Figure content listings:
★ ★ ★ ★ ★ ★ ★

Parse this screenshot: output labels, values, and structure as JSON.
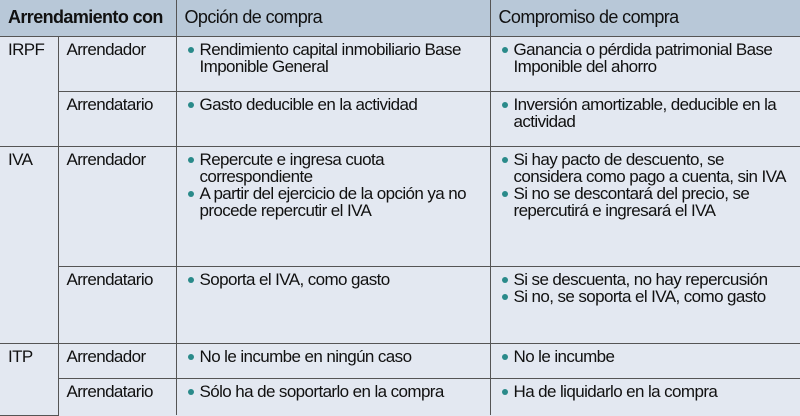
{
  "header": {
    "col1": "Arrendamiento con",
    "col2": "Opción de compra",
    "col3": "Compromiso de compra"
  },
  "bullet_color": "#2a8a8a",
  "groups": [
    {
      "tax": "IRPF",
      "rows": [
        {
          "role": "Arrendador",
          "opcion": [
            "Rendimiento capital inmobiliario Base Imponible General"
          ],
          "compromiso": [
            "Ganancia o pérdida patrimonial Base Imponible del ahorro"
          ]
        },
        {
          "role": "Arrendatario",
          "opcion": [
            "Gasto deducible en la actividad"
          ],
          "compromiso": [
            "Inversión amortizable, deducible en la actividad"
          ]
        }
      ]
    },
    {
      "tax": "IVA",
      "rows": [
        {
          "role": "Arrendador",
          "opcion": [
            "Repercute e ingresa cuota correspondiente",
            "A partir del ejercicio de la opción ya no procede repercutir el IVA"
          ],
          "compromiso": [
            "Si hay pacto de descuento, se considera como pago a cuenta, sin IVA",
            "Si no se descontará del precio, se repercutirá e ingresará el IVA"
          ]
        },
        {
          "role": "Arrendatario",
          "opcion": [
            "Soporta el IVA, como gasto"
          ],
          "compromiso": [
            "Si se descuenta, no hay repercusión",
            "Si no, se soporta el IVA, como gasto"
          ]
        }
      ]
    },
    {
      "tax": "ITP",
      "rows": [
        {
          "role": "Arrendador",
          "opcion": [
            "No le incumbe en ningún caso"
          ],
          "compromiso": [
            "No le incumbe"
          ]
        },
        {
          "role": "Arrendatario",
          "opcion": [
            "Sólo ha de soportarlo en la compra"
          ],
          "compromiso": [
            "Ha de liquidarlo en la compra"
          ]
        }
      ]
    }
  ]
}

★ ★ ★ ★ ★ ★ ★

• **EXERCISE DESCRIPTION**: In the lines above, locate the string "actividad". Copy every line where it occurs.

• **WRITTEN RESPONSE**:
            "Gasto deducible en la actividad"
            "Inversión amortizable, deducible en la actividad"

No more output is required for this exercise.